— START Records provided —

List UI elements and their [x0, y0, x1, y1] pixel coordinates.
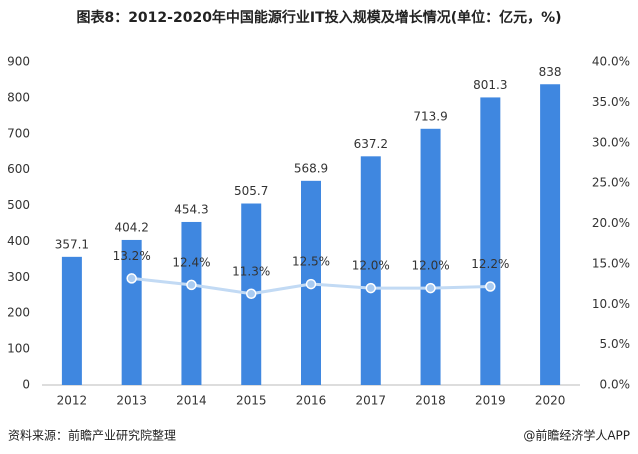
bar: [181, 221, 202, 385]
bar-label: 713.9: [413, 109, 447, 123]
bar: [540, 84, 561, 386]
bar: [360, 156, 381, 385]
bar-label: 801.3: [473, 78, 507, 92]
line-point: [485, 281, 496, 292]
x-tick-label: 2020: [535, 394, 566, 408]
y2-tick-label: 40.0%: [592, 55, 630, 69]
line-point: [365, 282, 377, 294]
line-label: 12.0%: [411, 259, 449, 273]
line-label: 12.2%: [471, 257, 509, 271]
bar-label: 637.2: [354, 137, 388, 151]
y2-tick-label: 25.0%: [592, 176, 630, 190]
y2-tick-label: 15.0%: [592, 256, 630, 270]
x-tick-label: 2019: [475, 394, 506, 408]
line-point: [126, 273, 137, 284]
y2-tick-label: 5.0%: [600, 337, 631, 351]
y-tick-label: 200: [7, 306, 30, 320]
bar-label: 505.7: [234, 184, 268, 198]
y-tick-label: 100: [7, 342, 30, 356]
bar: [121, 239, 142, 385]
y-tick-label: 300: [7, 270, 30, 284]
y-tick-label: 400: [7, 234, 30, 248]
chart-title: 图表8：2012-2020年中国能源行业IT投入规模及增长情况(单位：亿元，%): [76, 9, 561, 26]
line-label: 11.3%: [232, 264, 270, 278]
line-point: [245, 288, 257, 300]
source: 资料来源：前瞻产业研究院整理: [8, 428, 176, 443]
line-point: [305, 278, 317, 290]
y2-tick-label: 10.0%: [592, 297, 630, 311]
y2-tick-label: 0.0%: [600, 378, 631, 392]
bar-label: 404.2: [114, 220, 148, 234]
line-label: 12.5%: [292, 255, 330, 269]
bar: [480, 97, 501, 385]
x-tick-label: 2018: [415, 394, 446, 408]
y2-tick-label: 30.0%: [592, 135, 630, 149]
bar-label: 838: [539, 65, 562, 79]
bar: [420, 128, 441, 385]
x-tick-label: 2017: [356, 394, 387, 408]
x-tick-label: 2015: [236, 394, 267, 408]
x-tick-label: 2014: [176, 394, 207, 408]
x-tick-label: 2012: [57, 394, 88, 408]
line-point: [425, 282, 436, 294]
x-tick-label: 2016: [296, 394, 327, 408]
y-tick-label: 0: [22, 378, 30, 392]
y-tick-label: 900: [7, 55, 30, 69]
y-tick-label: 500: [7, 198, 30, 212]
line-label: 12.0%: [352, 259, 390, 273]
bar: [61, 256, 82, 385]
y2-tick-label: 35.0%: [592, 95, 630, 109]
line-point: [186, 279, 197, 291]
credit: @前瞻经济学人APP: [523, 428, 630, 443]
bar-label: 357.1: [55, 237, 89, 251]
bar-label: 568.9: [294, 161, 328, 175]
line-label: 12.4%: [172, 255, 210, 269]
line-label: 13.2%: [113, 249, 151, 263]
y-tick-label: 800: [7, 90, 30, 104]
y2-tick-label: 20.0%: [592, 216, 630, 230]
y-tick-label: 700: [7, 126, 30, 140]
y-tick-label: 600: [7, 162, 30, 176]
x-tick-label: 2013: [116, 394, 147, 408]
bar-label: 454.3: [174, 202, 208, 216]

— END Records provided —

What to work on — In the listing above, repeat the lines between the one holding "bar: [181, 221, 202, 385]" and the one holding "y2-tick-label: 25.0%: [592, 176, 630, 190]", inclusive, without changing anything.

Solved exercise —
bar: [181, 221, 202, 385]
bar-label: 713.9: [413, 109, 447, 123]
bar: [540, 84, 561, 386]
bar: [360, 156, 381, 385]
bar-label: 801.3: [473, 78, 507, 92]
line-point: [485, 281, 496, 292]
x-tick-label: 2020: [535, 394, 566, 408]
y2-tick-label: 40.0%: [592, 55, 630, 69]
line-point: [365, 282, 377, 294]
line-label: 12.0%: [411, 259, 449, 273]
line-label: 12.2%: [471, 257, 509, 271]
bar-label: 637.2: [354, 137, 388, 151]
y2-tick-label: 25.0%: [592, 176, 630, 190]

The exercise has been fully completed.